## BEGIN Task data

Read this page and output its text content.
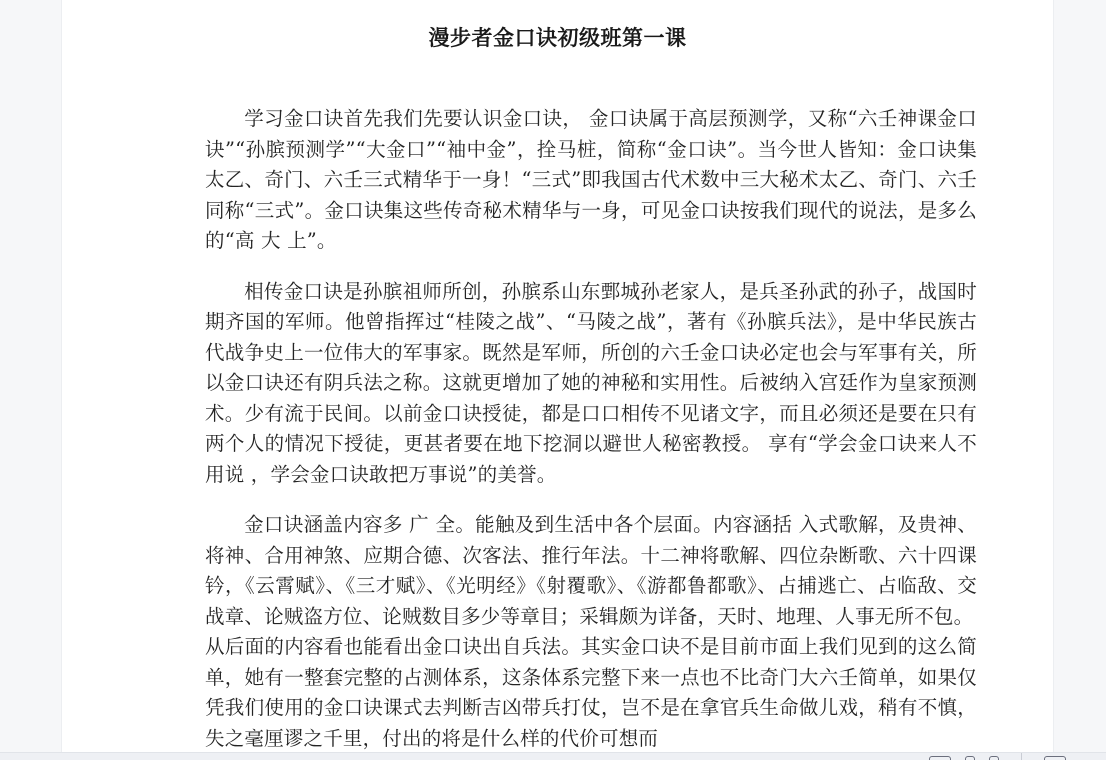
漫步者金口诀初级班第一课

学习金口诀首先我们先要认识金口诀， 金口诀属于高层预测学，又称“六壬神课金口诀”“孙膑预测学”“大金口”“袖中金”，拴马桩，简称“金口诀”。当今世人皆知：金口诀集太乙、奇门、六壬三式精华于一身！“三式”即我国古代术数中三大秘术太乙、奇门、六壬同称“三式”。金口诀集这些传奇秘术精华与一身，可见金口诀按我们现代的说法，是多么的“高 大 上”。

相传金口诀是孙膑祖师所创，孙膑系山东鄄城孙老家人，是兵圣孙武的孙子，战国时期齐国的军师。他曾指挥过“桂陵之战”、“马陵之战”，著有《孙膑兵法》，是中华民族古代战争史上一位伟大的军事家。既然是军师，所创的六壬金口诀必定也会与军事有关，所以金口诀还有阴兵法之称。这就更增加了她的神秘和实用性。后被纳入宫廷作为皇家预测术。少有流于民间。以前金口诀授徒，都是口口相传不见诸文字，而且必须还是要在只有两个人的情况下授徒，更甚者要在地下挖洞以避世人秘密教授。 享有“学会金口诀来人不用说 ，学会金口诀敢把万事说”的美誉。

金口诀涵盖内容多 广 全。能触及到生活中各个层面。内容涵括 入式歌解，及贵神、将神、合用神煞、应期合德、次客法、推行年法。十二神将歌解、四位杂断歌、六十四课钤，《云霄赋》、《三才赋》、《光明经》《射覆歌》、《游都鲁都歌》、占捕逃亡、占临敌、交战章、论贼盗方位、论贼数目多少等章目；采辑颇为详备，天时、地理、人事无所不包。

从后面的内容看也能看出金口诀出自兵法。其实金口诀不是目前市面上我们见到的这么简单，她有一整套完整的占测体系，这条体系完整下来一点也不比奇门大六壬简单，如果仅凭我们使用的金口诀课式去判断吉凶带兵打仗，岂不是在拿官兵生命做儿戏，稍有不慎，失之毫厘谬之千里，付出的将是什么样的代价可想而
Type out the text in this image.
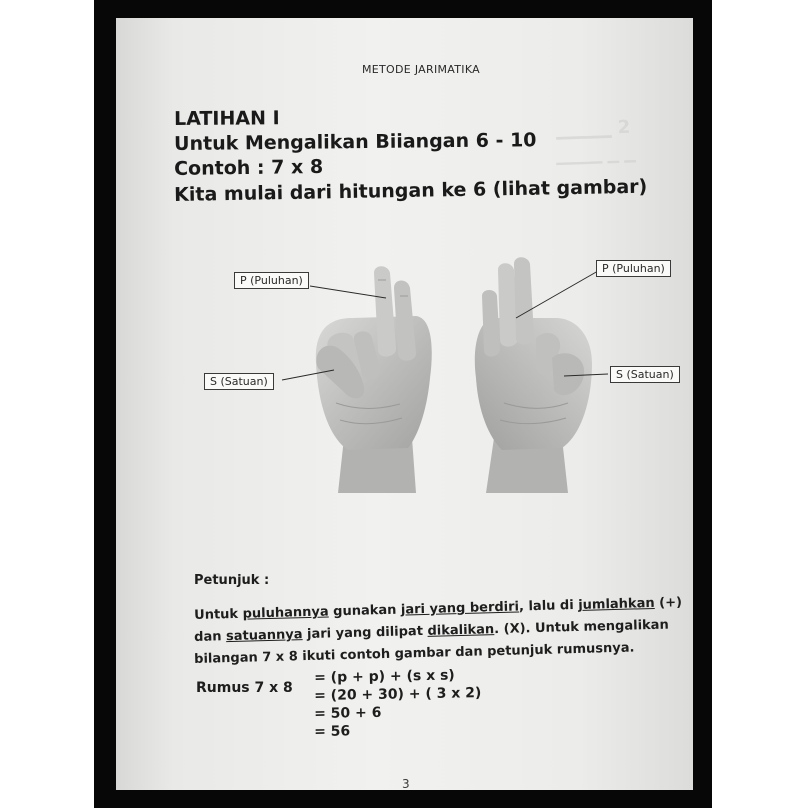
▁▁▁▁ 2
▁▁▁▁ ▁ ▁
METODE JARIMATIKA
LATIHAN I
Untuk Mengalikan Biiangan 6 - 10
Contoh : 7 x 8
Kita mulai dari hitungan ke 6 (lihat gambar)
3
P (Puluhan)
S (Satuan)
P (Puluhan)
S (Satuan)
Petunjuk :
Untuk puluhannya gunakan jari yang berdiri, lalu di jumlahkan (+)
dan satuannya jari yang dilipat dikalikan. (X). Untuk mengalikan
bilangan 7 x 8 ikuti contoh gambar dan petunjuk rumusnya.
Rumus 7 x 8
= (p + p) + (s x s)
= (20 + 30) + ( 3 x 2)
= 50 + 6
= 56
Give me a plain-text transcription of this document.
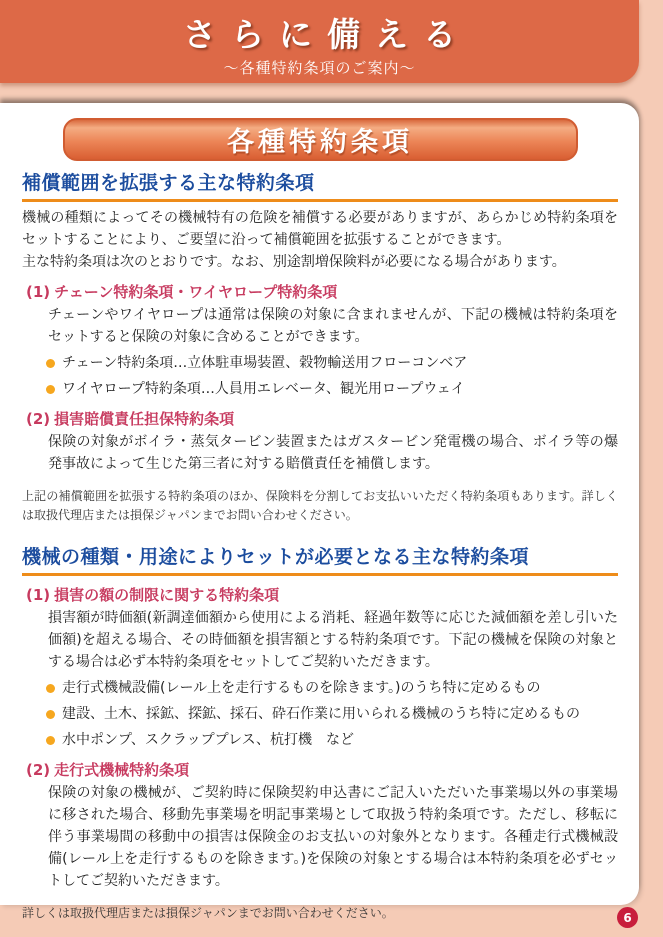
さらに備える
～各種特約条項のご案内～
各種特約条項
補償範囲を拡張する主な特約条項

機械の種類によってその機械特有の危険を補償する必要がありますが、あらかじめ特約条項をセットすることにより、ご要望に沿って補償範囲を拡張することができます。

主な特約条項は次のとおりです。なお、別途割増保険料が必要になる場合があります。

(1) チェーン特約条項・ワイヤロープ特約条項

チェーンやワイヤロープは通常は保険の対象に含まれませんが、下記の機械は特約条項をセットすると保険の対象に含めることができます。

チェーン特約条項…立体駐車場装置、穀物輸送用フローコンベア
ワイヤロープ特約条項…人員用エレベータ、観光用ロープウェイ
(2) 損害賠償責任担保特約条項

保険の対象がボイラ・蒸気タービン装置またはガスタービン発電機の場合、ボイラ等の爆発事故によって生じた第三者に対する賠償責任を補償します。

上記の補償範囲を拡張する特約条項のほか、保険料を分割してお支払いいただく特約条項もあります。詳しくは取扱代理店または損保ジャパンまでお問い合わせください。

機械の種類・用途によりセットが必要となる主な特約条項
(1) 損害の額の制限に関する特約条項

損害額が時価額(新調達価額から使用による消耗、経過年数等に応じた減価額を差し引いた価額)を超える場合、その時価額を損害額とする特約条項です。下記の機械を保険の対象とする場合は必ず本特約条項をセットしてご契約いただきます。

走行式機械設備(レール上を走行するものを除きます。)のうち特に定めるもの
建設、土木、採鉱、探鉱、採石、砕石作業に用いられる機械のうち特に定めるもの
水中ポンプ、スクラッププレス、杭打機　など
(2) 走行式機械特約条項

保険の対象の機械が、ご契約時に保険契約申込書にご記入いただいた事業場以外の事業場に移された場合、移動先事業場を明記事業場として取扱う特約条項です。ただし、移転に伴う事業場間の移動中の損害は保険金のお支払いの対象外となります。各種走行式機械設備(レール上を走行するものを除きます。)を保険の対象とする場合は本特約条項を必ずセットしてご契約いただきます。

詳しくは取扱代理店または損保ジャパンまでお問い合わせください。	6
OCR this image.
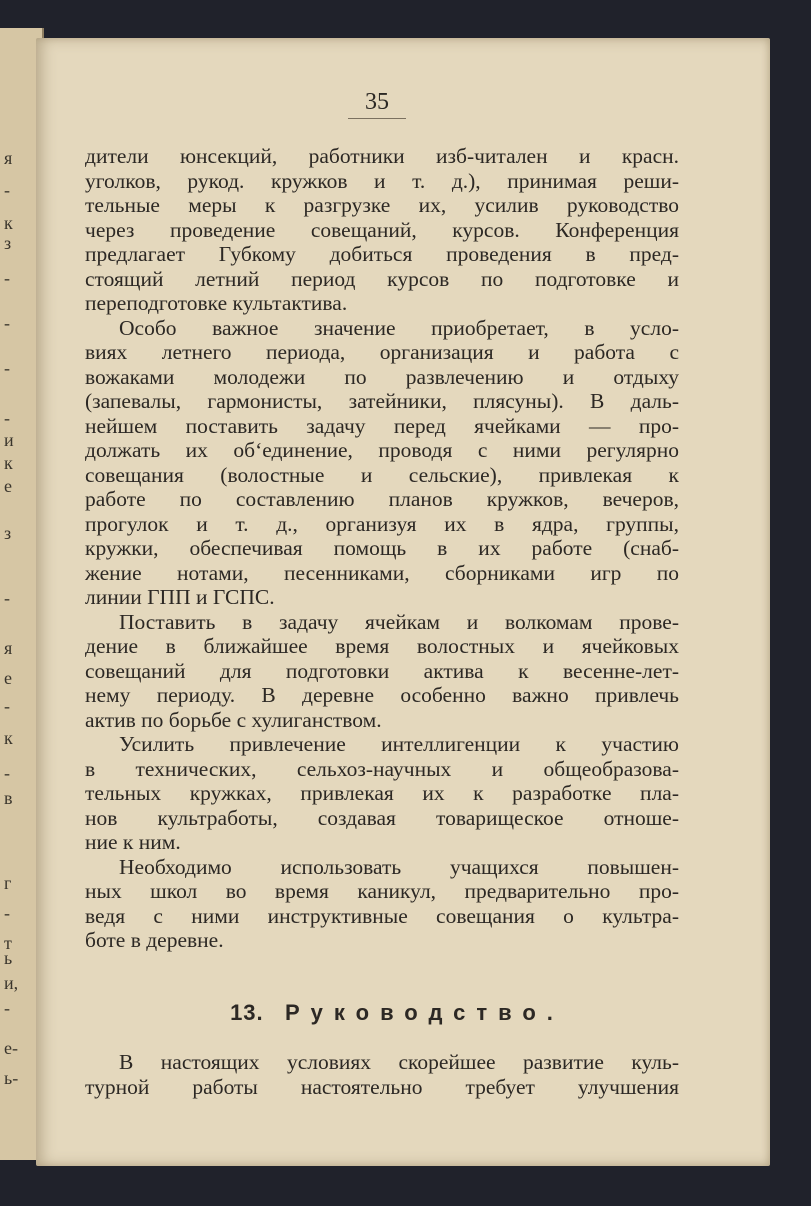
я
-
к
з
-
-
-
-
и
к
е
з
-
я
е
-
к
-
в
г
-
т
ь
и,
-
е-
ь-
35
дители юнсекций, работники изб-читален и красн.
уголков, рукод. кружков и т. д.), принимая реши-
тельные меры к разгрузке их, усилив руководство
через проведение совещаний, курсов. Конференция
предлагает Губкому добиться проведения в пред-
стоящий летний период курсов по подготовке и
переподготовке культактива.
Особо важное значение приобретает, в усло-
виях летнего периода, организация и работа с
вожаками молодежи по развлечению и отдыху
(запевалы, гармонисты, затейники, плясуны). В даль-
нейшем поставить задачу перед ячейками — про-
должать их об‘единение, проводя с ними регулярно
совещания (волостные и сельские), привлекая к
работе по составлению планов кружков, вечеров,
прогулок и т. д., организуя их в ядра, группы,
кружки, обеспечивая помощь в их работе (снаб-
жение нотами, песенниками, сборниками игр по
линии ГПП и ГСПС.
Поставить в задачу ячейкам и волкомам прове-
дение в ближайшее время волостных и ячейковых
совещаний для подготовки актива к весенне-лет-
нему периоду. В деревне особенно важно привлечь
актив по борьбе с хулиганством.
Усилить привлечение интеллигенции к участию
в технических, сельхоз-научных и общеобразова-
тельных кружках, привлекая их к разработке пла-
нов культработы, создавая товарищеское отноше-
ние к ним.
Необходимо использовать учащихся повышен-
ных школ во время каникул, предварительно про-
ведя с ними инструктивные совещания о культра-
боте в деревне.
13. Руководство.
В настоящих условиях скорейшее развитие куль-
турной работы настоятельно требует улучшения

## END Task data

→ What to produce
Without including any picture, retype the entries exactly.

→ Answer for this exercise
Read this page and output its text content.
漫步者金口诀初级班第一课

学习金口诀首先我们先要认识金口诀， 金口诀属于高层预测学，又称“六壬神课金口诀”“孙膑预测学”“大金口”“袖中金”，拴马桩，简称“金口诀”。当今世人皆知：金口诀集太乙、奇门、六壬三式精华于一身！“三式”即我国古代术数中三大秘术太乙、奇门、六壬同称“三式”。金口诀集这些传奇秘术精华与一身，可见金口诀按我们现代的说法，是多么的“高 大 上”。

相传金口诀是孙膑祖师所创，孙膑系山东鄄城孙老家人，是兵圣孙武的孙子，战国时期齐国的军师。他曾指挥过“桂陵之战”、“马陵之战”，著有《孙膑兵法》，是中华民族古代战争史上一位伟大的军事家。既然是军师，所创的六壬金口诀必定也会与军事有关，所以金口诀还有阴兵法之称。这就更增加了她的神秘和实用性。后被纳入宫廷作为皇家预测术。少有流于民间。以前金口诀授徒，都是口口相传不见诸文字，而且必须还是要在只有两个人的情况下授徒，更甚者要在地下挖洞以避世人秘密教授。 享有“学会金口诀来人不用说 ，学会金口诀敢把万事说”的美誉。

金口诀涵盖内容多 广 全。能触及到生活中各个层面。内容涵括 入式歌解，及贵神、将神、合用神煞、应期合德、次客法、推行年法。十二神将歌解、四位杂断歌、六十四课钤，《云霄赋》、《三才赋》、《光明经》《射覆歌》、《游都鲁都歌》、占捕逃亡、占临敌、交战章、论贼盗方位、论贼数目多少等章目；采辑颇为详备，天时、地理、人事无所不包。

从后面的内容看也能看出金口诀出自兵法。其实金口诀不是目前市面上我们见到的这么简单，她有一整套完整的占测体系，这条体系完整下来一点也不比奇门大六壬简单，如果仅凭我们使用的金口诀课式去判断吉凶带兵打仗，岂不是在拿官兵生命做儿戏，稍有不慎，失之毫厘谬之千里，付出的将是什么样的代价可想而
Type out the text in this image.
▁▁▁▁ 2
▁▁▁▁ ▁ ▁
METODE JARIMATIKA
LATIHAN I
Untuk Mengalikan Biiangan 6 - 10
Contoh : 7 x 8
Kita mulai dari hitungan ke 6 (lihat gambar)
3
P (Puluhan)
S (Satuan)
P (Puluhan)
S (Satuan)
Petunjuk :
Untuk puluhannya gunakan jari yang berdiri, lalu di jumlahkan (+)
dan satuannya jari yang dilipat dikalikan. (X). Untuk mengalikan
bilangan 7 x 8 ikuti contoh gambar dan petunjuk rumusnya.
Rumus 7 x 8
= (p + p) + (s x s)
= (20 + 30) + ( 3 x 2)
= 50 + 6
= 56
Give me a plain-text transcription of this document.
さらに備える
～各種特約条項のご案内～
各種特約条項
補償範囲を拡張する主な特約条項

機械の種類によってその機械特有の危険を補償する必要がありますが、あらかじめ特約条項をセットすることにより、ご要望に沿って補償範囲を拡張することができます。

主な特約条項は次のとおりです。なお、別途割増保険料が必要になる場合があります。

(1) チェーン特約条項・ワイヤロープ特約条項

チェーンやワイヤロープは通常は保険の対象に含まれませんが、下記の機械は特約条項をセットすると保険の対象に含めることができます。

チェーン特約条項…立体駐車場装置、穀物輸送用フローコンベア
ワイヤロープ特約条項…人員用エレベータ、観光用ロープウェイ
(2) 損害賠償責任担保特約条項

保険の対象がボイラ・蒸気タービン装置またはガスタービン発電機の場合、ボイラ等の爆発事故によって生じた第三者に対する賠償責任を補償します。

上記の補償範囲を拡張する特約条項のほか、保険料を分割してお支払いいただく特約条項もあります。詳しくは取扱代理店または損保ジャパンまでお問い合わせください。

機械の種類・用途によりセットが必要となる主な特約条項
(1) 損害の額の制限に関する特約条項

損害額が時価額(新調達価額から使用による消耗、経過年数等に応じた減価額を差し引いた価額)を超える場合、その時価額を損害額とする特約条項です。下記の機械を保険の対象とする場合は必ず本特約条項をセットしてご契約いただきます。

走行式機械設備(レール上を走行するものを除きます。)のうち特に定めるもの
建設、土木、採鉱、探鉱、採石、砕石作業に用いられる機械のうち特に定めるもの
水中ポンプ、スクラッププレス、杭打機　など
(2) 走行式機械特約条項

保険の対象の機械が、ご契約時に保険契約申込書にご記入いただいた事業場以外の事業場に移された場合、移動先事業場を明記事業場として取扱う特約条項です。ただし、移転に伴う事業場間の移動中の損害は保険金のお支払いの対象外となります。各種走行式機械設備(レール上を走行するものを除きます。)を保険の対象とする場合は本特約条項を必ずセットしてご契約いただきます。

詳しくは取扱代理店または損保ジャパンまでお問い合わせください。	6
OCR this image.
я
-
к
з
-
-
-
-
и
к
е
з
-
я
е
-
к
-
в
г
-
т
ь
и,
-
е-
ь-
35
дители юнсекций, работники изб-читален и красн.
уголков, рукод. кружков и т. д.), принимая реши-
тельные меры к разгрузке их, усилив руководство
через проведение совещаний, курсов. Конференция
предлагает Губкому добиться проведения в пред-
стоящий летний период курсов по подготовке и
переподготовке культактива.
Особо важное значение приобретает, в усло-
виях летнего периода, организация и работа с
вожаками молодежи по развлечению и отдыху
(запевалы, гармонисты, затейники, плясуны). В даль-
нейшем поставить задачу перед ячейками — про-
должать их об‘единение, проводя с ними регулярно
совещания (волостные и сельские), привлекая к
работе по составлению планов кружков, вечеров,
прогулок и т. д., организуя их в ядра, группы,
кружки, обеспечивая помощь в их работе (снаб-
жение нотами, песенниками, сборниками игр по
линии ГПП и ГСПС.
Поставить в задачу ячейкам и волкомам прове-
дение в ближайшее время волостных и ячейковых
совещаний для подготовки актива к весенне-лет-
нему периоду. В деревне особенно важно привлечь
актив по борьбе с хулиганством.
Усилить привлечение интеллигенции к участию
в технических, сельхоз-научных и общеобразова-
тельных кружках, привлекая их к разработке пла-
нов культработы, создавая товарищеское отноше-
ние к ним.
Необходимо использовать учащихся повышен-
ных школ во время каникул, предварительно про-
ведя с ними инструктивные совещания о культра-
боте в деревне.
13. Руководство.
В настоящих условиях скорейшее развитие куль-
турной работы настоятельно требует улучшения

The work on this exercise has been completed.